Recorded data

*-*-*

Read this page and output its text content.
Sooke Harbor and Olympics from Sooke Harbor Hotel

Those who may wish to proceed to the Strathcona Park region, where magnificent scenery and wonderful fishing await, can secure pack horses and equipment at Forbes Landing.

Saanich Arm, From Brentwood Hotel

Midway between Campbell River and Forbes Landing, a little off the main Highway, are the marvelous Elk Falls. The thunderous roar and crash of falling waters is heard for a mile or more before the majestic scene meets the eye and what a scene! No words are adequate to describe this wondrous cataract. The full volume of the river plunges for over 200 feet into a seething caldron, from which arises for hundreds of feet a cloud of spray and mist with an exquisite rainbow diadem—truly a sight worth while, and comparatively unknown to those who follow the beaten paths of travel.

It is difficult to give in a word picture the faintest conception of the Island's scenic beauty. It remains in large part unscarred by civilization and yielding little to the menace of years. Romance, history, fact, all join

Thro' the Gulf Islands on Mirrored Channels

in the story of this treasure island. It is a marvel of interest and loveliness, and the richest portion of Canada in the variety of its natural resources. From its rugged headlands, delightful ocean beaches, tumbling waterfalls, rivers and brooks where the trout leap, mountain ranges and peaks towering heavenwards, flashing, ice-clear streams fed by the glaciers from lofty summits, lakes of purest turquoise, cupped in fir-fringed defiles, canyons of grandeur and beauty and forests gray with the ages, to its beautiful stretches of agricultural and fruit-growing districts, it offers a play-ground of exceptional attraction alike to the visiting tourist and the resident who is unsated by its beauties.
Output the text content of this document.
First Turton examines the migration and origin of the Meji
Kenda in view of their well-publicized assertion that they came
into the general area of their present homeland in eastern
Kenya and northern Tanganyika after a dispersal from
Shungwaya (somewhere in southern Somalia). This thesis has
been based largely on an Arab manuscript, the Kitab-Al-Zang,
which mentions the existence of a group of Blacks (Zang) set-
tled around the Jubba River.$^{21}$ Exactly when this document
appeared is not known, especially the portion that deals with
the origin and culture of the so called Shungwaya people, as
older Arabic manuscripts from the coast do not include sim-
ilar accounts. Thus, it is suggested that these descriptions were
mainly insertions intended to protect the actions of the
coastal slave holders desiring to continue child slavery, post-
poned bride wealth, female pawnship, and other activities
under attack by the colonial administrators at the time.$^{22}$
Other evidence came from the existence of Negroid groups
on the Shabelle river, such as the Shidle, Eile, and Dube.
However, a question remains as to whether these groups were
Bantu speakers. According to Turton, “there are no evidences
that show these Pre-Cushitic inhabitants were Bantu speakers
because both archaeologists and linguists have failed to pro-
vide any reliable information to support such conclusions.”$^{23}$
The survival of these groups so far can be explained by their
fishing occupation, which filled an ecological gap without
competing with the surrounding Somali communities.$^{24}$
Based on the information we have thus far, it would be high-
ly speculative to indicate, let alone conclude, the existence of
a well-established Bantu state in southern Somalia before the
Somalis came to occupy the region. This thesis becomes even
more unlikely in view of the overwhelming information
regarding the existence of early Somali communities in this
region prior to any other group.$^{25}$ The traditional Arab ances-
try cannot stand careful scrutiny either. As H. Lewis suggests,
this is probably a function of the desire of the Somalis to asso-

*-*-*

Write out every line of the data that holds the word "origin".

First Turton examines the migration and origin of the Meji
the origin and culture of the so called Shungwaya people, as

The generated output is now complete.